> _WHAT TO PRODUCE_
Write out each entry again. Keep every word exactly as it is.

> _PROVIDED MATERIAL_
· · ·

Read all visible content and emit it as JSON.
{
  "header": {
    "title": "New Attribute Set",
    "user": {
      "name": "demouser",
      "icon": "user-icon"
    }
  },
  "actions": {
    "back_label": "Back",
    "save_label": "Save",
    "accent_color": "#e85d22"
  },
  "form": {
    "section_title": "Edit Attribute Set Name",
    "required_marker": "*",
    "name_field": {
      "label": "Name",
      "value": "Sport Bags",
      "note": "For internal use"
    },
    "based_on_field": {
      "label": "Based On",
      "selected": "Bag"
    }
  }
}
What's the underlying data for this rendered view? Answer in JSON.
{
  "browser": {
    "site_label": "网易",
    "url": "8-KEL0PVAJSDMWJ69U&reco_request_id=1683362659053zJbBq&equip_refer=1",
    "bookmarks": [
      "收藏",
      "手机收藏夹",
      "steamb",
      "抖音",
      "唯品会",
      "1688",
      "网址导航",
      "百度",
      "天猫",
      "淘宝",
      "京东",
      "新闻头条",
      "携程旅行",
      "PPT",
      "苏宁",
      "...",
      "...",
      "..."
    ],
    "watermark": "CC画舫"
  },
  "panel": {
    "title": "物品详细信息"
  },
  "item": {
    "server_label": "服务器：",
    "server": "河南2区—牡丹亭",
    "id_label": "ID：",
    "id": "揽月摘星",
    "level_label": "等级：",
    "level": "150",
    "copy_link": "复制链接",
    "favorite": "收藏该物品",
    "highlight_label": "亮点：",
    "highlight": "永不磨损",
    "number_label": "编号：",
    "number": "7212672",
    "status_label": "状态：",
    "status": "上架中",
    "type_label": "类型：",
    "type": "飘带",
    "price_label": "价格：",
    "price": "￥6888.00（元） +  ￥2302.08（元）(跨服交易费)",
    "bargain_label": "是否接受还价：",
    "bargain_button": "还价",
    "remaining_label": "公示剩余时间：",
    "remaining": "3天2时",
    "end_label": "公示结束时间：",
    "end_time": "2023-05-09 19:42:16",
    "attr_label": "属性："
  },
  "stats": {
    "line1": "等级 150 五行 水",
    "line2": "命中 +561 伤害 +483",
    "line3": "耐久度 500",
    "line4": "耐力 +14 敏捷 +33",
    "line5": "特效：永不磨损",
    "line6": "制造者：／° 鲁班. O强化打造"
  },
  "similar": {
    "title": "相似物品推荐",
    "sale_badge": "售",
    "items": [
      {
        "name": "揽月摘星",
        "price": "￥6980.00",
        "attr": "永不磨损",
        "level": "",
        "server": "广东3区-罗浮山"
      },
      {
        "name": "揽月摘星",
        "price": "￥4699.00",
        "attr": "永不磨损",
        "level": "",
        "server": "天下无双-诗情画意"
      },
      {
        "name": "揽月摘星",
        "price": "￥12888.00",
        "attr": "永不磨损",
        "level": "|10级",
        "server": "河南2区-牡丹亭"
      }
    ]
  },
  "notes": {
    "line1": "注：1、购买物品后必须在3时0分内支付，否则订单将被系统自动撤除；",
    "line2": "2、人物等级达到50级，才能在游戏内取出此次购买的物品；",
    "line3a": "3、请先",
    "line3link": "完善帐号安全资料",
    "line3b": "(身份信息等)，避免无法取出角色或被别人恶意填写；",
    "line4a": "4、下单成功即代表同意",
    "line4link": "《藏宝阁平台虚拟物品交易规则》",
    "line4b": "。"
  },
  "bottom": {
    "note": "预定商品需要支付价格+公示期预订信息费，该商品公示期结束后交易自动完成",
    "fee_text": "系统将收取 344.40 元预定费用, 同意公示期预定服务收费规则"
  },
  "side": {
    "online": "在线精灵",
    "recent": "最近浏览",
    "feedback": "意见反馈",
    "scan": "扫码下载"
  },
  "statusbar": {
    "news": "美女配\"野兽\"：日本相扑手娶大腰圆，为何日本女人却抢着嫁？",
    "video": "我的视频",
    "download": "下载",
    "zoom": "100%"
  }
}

· · ·

> _THE RESULT_
Read all visible content and emit it as JSON.
{
  "header": {
    "title": "New Attribute Set",
    "user": {
      "name": "demouser",
      "icon": "user-icon"
    }
  },
  "actions": {
    "back_label": "Back",
    "save_label": "Save",
    "accent_color": "#e85d22"
  },
  "form": {
    "section_title": "Edit Attribute Set Name",
    "required_marker": "*",
    "name_field": {
      "label": "Name",
      "value": "Sport Bags",
      "note": "For internal use"
    },
    "based_on_field": {
      "label": "Based On",
      "selected": "Bag"
    }
  }
}
What's the underlying data for this rendered view? Answer in JSON.
{
  "browser": {
    "site_label": "网易",
    "url": "8-KEL0PVAJSDMWJ69U&reco_request_id=1683362659053zJbBq&equip_refer=1",
    "bookmarks": [
      "收藏",
      "手机收藏夹",
      "steamb",
      "抖音",
      "唯品会",
      "1688",
      "网址导航",
      "百度",
      "天猫",
      "淘宝",
      "京东",
      "新闻头条",
      "携程旅行",
      "PPT",
      "苏宁",
      "...",
      "...",
      "..."
    ],
    "watermark": "CC画舫"
  },
  "panel": {
    "title": "物品详细信息"
  },
  "item": {
    "server_label": "服务器：",
    "server": "河南2区—牡丹亭",
    "id_label": "ID：",
    "id": "揽月摘星",
    "level_label": "等级：",
    "level": "150",
    "copy_link": "复制链接",
    "favorite": "收藏该物品",
    "highlight_label": "亮点：",
    "highlight": "永不磨损",
    "number_label": "编号：",
    "number": "7212672",
    "status_label": "状态：",
    "status": "上架中",
    "type_label": "类型：",
    "type": "飘带",
    "price_label": "价格：",
    "price": "￥6888.00（元） +  ￥2302.08（元）(跨服交易费)",
    "bargain_label": "是否接受还价：",
    "bargain_button": "还价",
    "remaining_label": "公示剩余时间：",
    "remaining": "3天2时",
    "end_label": "公示结束时间：",
    "end_time": "2023-05-09 19:42:16",
    "attr_label": "属性："
  },
  "stats": {
    "line1": "等级 150 五行 水",
    "line2": "命中 +561 伤害 +483",
    "line3": "耐久度 500",
    "line4": "耐力 +14 敏捷 +33",
    "line5": "特效：永不磨损",
    "line6": "制造者：／° 鲁班. O强化打造"
  },
  "similar": {
    "title": "相似物品推荐",
    "sale_badge": "售",
    "items": [
      {
        "name": "揽月摘星",
        "price": "￥6980.00",
        "attr": "永不磨损",
        "level": "",
        "server": "广东3区-罗浮山"
      },
      {
        "name": "揽月摘星",
        "price": "￥4699.00",
        "attr": "永不磨损",
        "level": "",
        "server": "天下无双-诗情画意"
      },
      {
        "name": "揽月摘星",
        "price": "￥12888.00",
        "attr": "永不磨损",
        "level": "|10级",
        "server": "河南2区-牡丹亭"
      }
    ]
  },
  "notes": {
    "line1": "注：1、购买物品后必须在3时0分内支付，否则订单将被系统自动撤除；",
    "line2": "2、人物等级达到50级，才能在游戏内取出此次购买的物品；",
    "line3a": "3、请先",
    "line3link": "完善帐号安全资料",
    "line3b": "(身份信息等)，避免无法取出角色或被别人恶意填写；",
    "line4a": "4、下单成功即代表同意",
    "line4link": "《藏宝阁平台虚拟物品交易规则》",
    "line4b": "。"
  },
  "bottom": {
    "note": "预定商品需要支付价格+公示期预订信息费，该商品公示期结束后交易自动完成",
    "fee_text": "系统将收取 344.40 元预定费用, 同意公示期预定服务收费规则"
  },
  "side": {
    "online": "在线精灵",
    "recent": "最近浏览",
    "feedback": "意见反馈",
    "scan": "扫码下载"
  },
  "statusbar": {
    "news": "美女配\"野兽\"：日本相扑手娶大腰圆，为何日本女人却抢着嫁？",
    "video": "我的视频",
    "download": "下载",
    "zoom": "100%"
  }
}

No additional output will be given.